## TASK DETAILS
Wherever a line holds the string "pepper", copy that line.

## MATERIAL PROVIDED

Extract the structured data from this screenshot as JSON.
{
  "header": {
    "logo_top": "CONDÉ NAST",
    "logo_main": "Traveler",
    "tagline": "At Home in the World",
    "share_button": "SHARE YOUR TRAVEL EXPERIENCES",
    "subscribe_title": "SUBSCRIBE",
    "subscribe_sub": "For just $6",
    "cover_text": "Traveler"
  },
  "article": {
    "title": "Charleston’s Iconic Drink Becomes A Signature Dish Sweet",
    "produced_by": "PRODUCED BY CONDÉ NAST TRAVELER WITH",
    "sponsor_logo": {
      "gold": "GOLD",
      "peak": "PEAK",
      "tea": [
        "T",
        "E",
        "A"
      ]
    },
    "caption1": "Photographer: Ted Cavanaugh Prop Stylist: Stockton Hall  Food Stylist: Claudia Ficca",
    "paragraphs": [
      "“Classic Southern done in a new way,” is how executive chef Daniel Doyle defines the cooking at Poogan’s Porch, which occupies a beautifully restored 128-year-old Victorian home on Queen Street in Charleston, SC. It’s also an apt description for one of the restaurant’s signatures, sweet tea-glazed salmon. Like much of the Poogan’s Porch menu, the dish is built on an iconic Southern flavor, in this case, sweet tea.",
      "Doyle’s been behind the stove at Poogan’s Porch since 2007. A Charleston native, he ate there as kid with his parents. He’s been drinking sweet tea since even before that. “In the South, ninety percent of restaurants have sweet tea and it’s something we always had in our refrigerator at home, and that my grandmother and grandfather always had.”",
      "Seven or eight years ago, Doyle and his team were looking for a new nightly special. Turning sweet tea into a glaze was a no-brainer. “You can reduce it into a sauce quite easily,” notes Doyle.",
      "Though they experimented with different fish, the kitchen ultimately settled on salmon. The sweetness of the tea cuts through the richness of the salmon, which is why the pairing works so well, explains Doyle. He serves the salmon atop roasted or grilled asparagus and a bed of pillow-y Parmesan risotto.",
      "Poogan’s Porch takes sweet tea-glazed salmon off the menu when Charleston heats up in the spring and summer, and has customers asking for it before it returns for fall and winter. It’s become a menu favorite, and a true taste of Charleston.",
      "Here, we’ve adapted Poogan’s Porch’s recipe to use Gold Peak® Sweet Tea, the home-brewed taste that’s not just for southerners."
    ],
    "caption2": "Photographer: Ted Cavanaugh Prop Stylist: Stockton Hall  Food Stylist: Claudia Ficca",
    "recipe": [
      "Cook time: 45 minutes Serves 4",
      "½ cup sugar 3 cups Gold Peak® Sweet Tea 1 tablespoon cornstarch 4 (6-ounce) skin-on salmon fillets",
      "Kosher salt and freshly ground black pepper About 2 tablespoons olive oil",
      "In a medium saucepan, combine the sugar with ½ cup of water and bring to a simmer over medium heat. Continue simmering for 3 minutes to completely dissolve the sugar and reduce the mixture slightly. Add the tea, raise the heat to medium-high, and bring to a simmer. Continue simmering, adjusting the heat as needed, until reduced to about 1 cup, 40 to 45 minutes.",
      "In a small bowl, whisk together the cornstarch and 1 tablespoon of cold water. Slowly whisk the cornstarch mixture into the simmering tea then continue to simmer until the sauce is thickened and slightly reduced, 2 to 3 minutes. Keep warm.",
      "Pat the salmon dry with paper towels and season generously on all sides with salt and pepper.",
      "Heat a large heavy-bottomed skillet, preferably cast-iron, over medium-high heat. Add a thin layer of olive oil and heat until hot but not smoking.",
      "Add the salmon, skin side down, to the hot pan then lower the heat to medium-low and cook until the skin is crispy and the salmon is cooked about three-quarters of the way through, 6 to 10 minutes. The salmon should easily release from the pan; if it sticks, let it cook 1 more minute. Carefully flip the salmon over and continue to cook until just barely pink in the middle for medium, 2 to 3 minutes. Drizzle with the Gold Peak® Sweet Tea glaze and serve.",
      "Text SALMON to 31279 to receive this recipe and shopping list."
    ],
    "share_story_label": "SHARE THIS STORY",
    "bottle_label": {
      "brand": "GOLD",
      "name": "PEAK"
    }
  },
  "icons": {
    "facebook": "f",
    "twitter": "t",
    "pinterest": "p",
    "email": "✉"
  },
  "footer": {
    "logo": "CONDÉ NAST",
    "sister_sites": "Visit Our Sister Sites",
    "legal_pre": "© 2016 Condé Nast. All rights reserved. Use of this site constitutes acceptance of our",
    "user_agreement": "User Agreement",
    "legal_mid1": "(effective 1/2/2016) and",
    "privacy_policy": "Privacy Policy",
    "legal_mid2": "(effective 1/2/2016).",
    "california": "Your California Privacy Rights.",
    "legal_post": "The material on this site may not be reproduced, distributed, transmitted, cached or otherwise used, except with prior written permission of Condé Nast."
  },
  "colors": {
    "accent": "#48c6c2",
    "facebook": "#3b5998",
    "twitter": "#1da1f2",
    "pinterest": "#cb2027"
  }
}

## EXERCISE SOLUTION
      "Kosher salt and freshly ground black pepper About 2 tablespoons olive oil",
      "Pat the salmon dry with paper towels and season generously on all sides with salt and pepper.",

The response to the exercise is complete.